Directions: Transcribe all of the material exactly.

Dataset records:
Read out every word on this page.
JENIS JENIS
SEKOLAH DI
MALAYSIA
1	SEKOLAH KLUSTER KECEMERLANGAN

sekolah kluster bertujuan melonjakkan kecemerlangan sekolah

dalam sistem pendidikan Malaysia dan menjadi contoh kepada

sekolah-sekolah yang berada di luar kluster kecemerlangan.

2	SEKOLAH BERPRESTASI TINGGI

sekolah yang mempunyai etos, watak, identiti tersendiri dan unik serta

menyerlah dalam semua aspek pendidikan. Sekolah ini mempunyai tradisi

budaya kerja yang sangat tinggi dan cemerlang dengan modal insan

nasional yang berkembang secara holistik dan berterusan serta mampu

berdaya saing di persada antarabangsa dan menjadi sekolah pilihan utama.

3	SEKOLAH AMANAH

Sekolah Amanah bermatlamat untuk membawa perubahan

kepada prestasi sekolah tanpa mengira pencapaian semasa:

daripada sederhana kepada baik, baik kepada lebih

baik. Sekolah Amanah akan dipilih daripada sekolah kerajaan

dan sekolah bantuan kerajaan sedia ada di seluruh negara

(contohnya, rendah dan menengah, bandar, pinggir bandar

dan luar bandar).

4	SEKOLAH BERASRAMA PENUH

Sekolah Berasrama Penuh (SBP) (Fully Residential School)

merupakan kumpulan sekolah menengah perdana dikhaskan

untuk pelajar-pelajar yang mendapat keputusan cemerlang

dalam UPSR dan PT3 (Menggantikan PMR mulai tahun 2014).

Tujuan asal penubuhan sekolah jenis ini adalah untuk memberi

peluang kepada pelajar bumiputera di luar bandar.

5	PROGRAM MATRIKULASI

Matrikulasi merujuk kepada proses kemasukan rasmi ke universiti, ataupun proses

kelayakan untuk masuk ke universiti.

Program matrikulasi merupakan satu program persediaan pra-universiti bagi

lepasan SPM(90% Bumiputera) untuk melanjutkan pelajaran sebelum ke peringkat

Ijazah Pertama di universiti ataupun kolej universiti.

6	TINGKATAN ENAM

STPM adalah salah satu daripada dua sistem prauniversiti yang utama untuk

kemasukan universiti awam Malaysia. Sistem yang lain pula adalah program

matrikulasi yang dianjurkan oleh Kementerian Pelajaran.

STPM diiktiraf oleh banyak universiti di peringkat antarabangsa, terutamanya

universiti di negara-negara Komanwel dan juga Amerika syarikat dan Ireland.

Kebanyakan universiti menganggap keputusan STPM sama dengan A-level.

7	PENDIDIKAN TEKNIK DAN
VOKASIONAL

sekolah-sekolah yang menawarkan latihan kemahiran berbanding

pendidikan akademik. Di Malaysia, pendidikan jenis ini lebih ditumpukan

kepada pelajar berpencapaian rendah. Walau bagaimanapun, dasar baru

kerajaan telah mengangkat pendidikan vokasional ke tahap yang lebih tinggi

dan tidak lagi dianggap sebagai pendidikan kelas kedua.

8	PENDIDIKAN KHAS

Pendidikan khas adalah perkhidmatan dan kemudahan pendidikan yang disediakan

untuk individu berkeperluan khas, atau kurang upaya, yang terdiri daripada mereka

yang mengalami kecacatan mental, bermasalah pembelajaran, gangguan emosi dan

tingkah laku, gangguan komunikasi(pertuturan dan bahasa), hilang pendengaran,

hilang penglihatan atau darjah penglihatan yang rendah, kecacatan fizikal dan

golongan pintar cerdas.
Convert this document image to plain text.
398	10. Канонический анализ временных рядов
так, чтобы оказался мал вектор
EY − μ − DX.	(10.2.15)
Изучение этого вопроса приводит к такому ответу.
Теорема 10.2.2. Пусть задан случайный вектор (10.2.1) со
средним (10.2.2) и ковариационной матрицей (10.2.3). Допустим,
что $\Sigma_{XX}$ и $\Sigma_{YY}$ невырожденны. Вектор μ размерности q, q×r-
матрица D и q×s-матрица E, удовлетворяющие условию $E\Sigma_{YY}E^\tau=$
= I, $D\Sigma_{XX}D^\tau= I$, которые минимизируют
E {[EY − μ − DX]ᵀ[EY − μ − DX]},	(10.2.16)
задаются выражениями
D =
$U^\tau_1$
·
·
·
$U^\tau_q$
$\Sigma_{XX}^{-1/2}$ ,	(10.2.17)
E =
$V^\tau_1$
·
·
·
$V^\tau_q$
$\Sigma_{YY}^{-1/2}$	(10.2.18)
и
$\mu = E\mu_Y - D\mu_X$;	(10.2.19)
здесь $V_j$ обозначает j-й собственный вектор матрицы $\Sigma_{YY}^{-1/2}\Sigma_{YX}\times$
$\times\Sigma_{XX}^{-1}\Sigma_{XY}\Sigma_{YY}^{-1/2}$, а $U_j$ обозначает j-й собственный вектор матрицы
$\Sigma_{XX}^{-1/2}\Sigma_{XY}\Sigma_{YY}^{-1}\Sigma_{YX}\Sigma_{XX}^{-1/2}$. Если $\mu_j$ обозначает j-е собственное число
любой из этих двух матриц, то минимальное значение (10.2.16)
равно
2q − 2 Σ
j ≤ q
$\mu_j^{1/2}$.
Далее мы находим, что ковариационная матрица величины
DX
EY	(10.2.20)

Result of this exercise:
Read out every word on this page.
JENIS JENIS
SEKOLAH DI
MALAYSIA
1	SEKOLAH KLUSTER KECEMERLANGAN

sekolah kluster bertujuan melonjakkan kecemerlangan sekolah

dalam sistem pendidikan Malaysia dan menjadi contoh kepada

sekolah-sekolah yang berada di luar kluster kecemerlangan.

2	SEKOLAH BERPRESTASI TINGGI

sekolah yang mempunyai etos, watak, identiti tersendiri dan unik serta

menyerlah dalam semua aspek pendidikan. Sekolah ini mempunyai tradisi

budaya kerja yang sangat tinggi dan cemerlang dengan modal insan

nasional yang berkembang secara holistik dan berterusan serta mampu

berdaya saing di persada antarabangsa dan menjadi sekolah pilihan utama.

3	SEKOLAH AMANAH

Sekolah Amanah bermatlamat untuk membawa perubahan

kepada prestasi sekolah tanpa mengira pencapaian semasa:

daripada sederhana kepada baik, baik kepada lebih

baik. Sekolah Amanah akan dipilih daripada sekolah kerajaan

dan sekolah bantuan kerajaan sedia ada di seluruh negara

(contohnya, rendah dan menengah, bandar, pinggir bandar

dan luar bandar).

4	SEKOLAH BERASRAMA PENUH

Sekolah Berasrama Penuh (SBP) (Fully Residential School)

merupakan kumpulan sekolah menengah perdana dikhaskan

untuk pelajar-pelajar yang mendapat keputusan cemerlang

dalam UPSR dan PT3 (Menggantikan PMR mulai tahun 2014).

Tujuan asal penubuhan sekolah jenis ini adalah untuk memberi

peluang kepada pelajar bumiputera di luar bandar.

5	PROGRAM MATRIKULASI

Matrikulasi merujuk kepada proses kemasukan rasmi ke universiti, ataupun proses

kelayakan untuk masuk ke universiti.

Program matrikulasi merupakan satu program persediaan pra-universiti bagi

lepasan SPM(90% Bumiputera) untuk melanjutkan pelajaran sebelum ke peringkat

Ijazah Pertama di universiti ataupun kolej universiti.

6	TINGKATAN ENAM

STPM adalah salah satu daripada dua sistem prauniversiti yang utama untuk

kemasukan universiti awam Malaysia. Sistem yang lain pula adalah program

matrikulasi yang dianjurkan oleh Kementerian Pelajaran.

STPM diiktiraf oleh banyak universiti di peringkat antarabangsa, terutamanya

universiti di negara-negara Komanwel dan juga Amerika syarikat dan Ireland.

Kebanyakan universiti menganggap keputusan STPM sama dengan A-level.

7	PENDIDIKAN TEKNIK DAN
VOKASIONAL

sekolah-sekolah yang menawarkan latihan kemahiran berbanding

pendidikan akademik. Di Malaysia, pendidikan jenis ini lebih ditumpukan

kepada pelajar berpencapaian rendah. Walau bagaimanapun, dasar baru

kerajaan telah mengangkat pendidikan vokasional ke tahap yang lebih tinggi

dan tidak lagi dianggap sebagai pendidikan kelas kedua.

8	PENDIDIKAN KHAS

Pendidikan khas adalah perkhidmatan dan kemudahan pendidikan yang disediakan

untuk individu berkeperluan khas, atau kurang upaya, yang terdiri daripada mereka

yang mengalami kecacatan mental, bermasalah pembelajaran, gangguan emosi dan

tingkah laku, gangguan komunikasi(pertuturan dan bahasa), hilang pendengaran,

hilang penglihatan atau darjah penglihatan yang rendah, kecacatan fizikal dan

golongan pintar cerdas.
Convert this document image to plain text.
398	10. Канонический анализ временных рядов
так, чтобы оказался мал вектор
EY − μ − DX.	(10.2.15)
Изучение этого вопроса приводит к такому ответу.
Теорема 10.2.2. Пусть задан случайный вектор (10.2.1) со
средним (10.2.2) и ковариационной матрицей (10.2.3). Допустим,
что $\Sigma_{XX}$ и $\Sigma_{YY}$ невырожденны. Вектор μ размерности q, q×r-
матрица D и q×s-матрица E, удовлетворяющие условию $E\Sigma_{YY}E^\tau=$
= I, $D\Sigma_{XX}D^\tau= I$, которые минимизируют
E {[EY − μ − DX]ᵀ[EY − μ − DX]},	(10.2.16)
задаются выражениями
D =
$U^\tau_1$
·
·
·
$U^\tau_q$
$\Sigma_{XX}^{-1/2}$ ,	(10.2.17)
E =
$V^\tau_1$
·
·
·
$V^\tau_q$
$\Sigma_{YY}^{-1/2}$	(10.2.18)
и
$\mu = E\mu_Y - D\mu_X$;	(10.2.19)
здесь $V_j$ обозначает j-й собственный вектор матрицы $\Sigma_{YY}^{-1/2}\Sigma_{YX}\times$
$\times\Sigma_{XX}^{-1}\Sigma_{XY}\Sigma_{YY}^{-1/2}$, а $U_j$ обозначает j-й собственный вектор матрицы
$\Sigma_{XX}^{-1/2}\Sigma_{XY}\Sigma_{YY}^{-1}\Sigma_{YX}\Sigma_{XX}^{-1/2}$. Если $\mu_j$ обозначает j-е собственное число
любой из этих двух матриц, то минимальное значение (10.2.16)
равно
2q − 2 Σ
j ≤ q
$\mu_j^{1/2}$.
Далее мы находим, что ковариационная матрица величины
DX
EY	(10.2.20)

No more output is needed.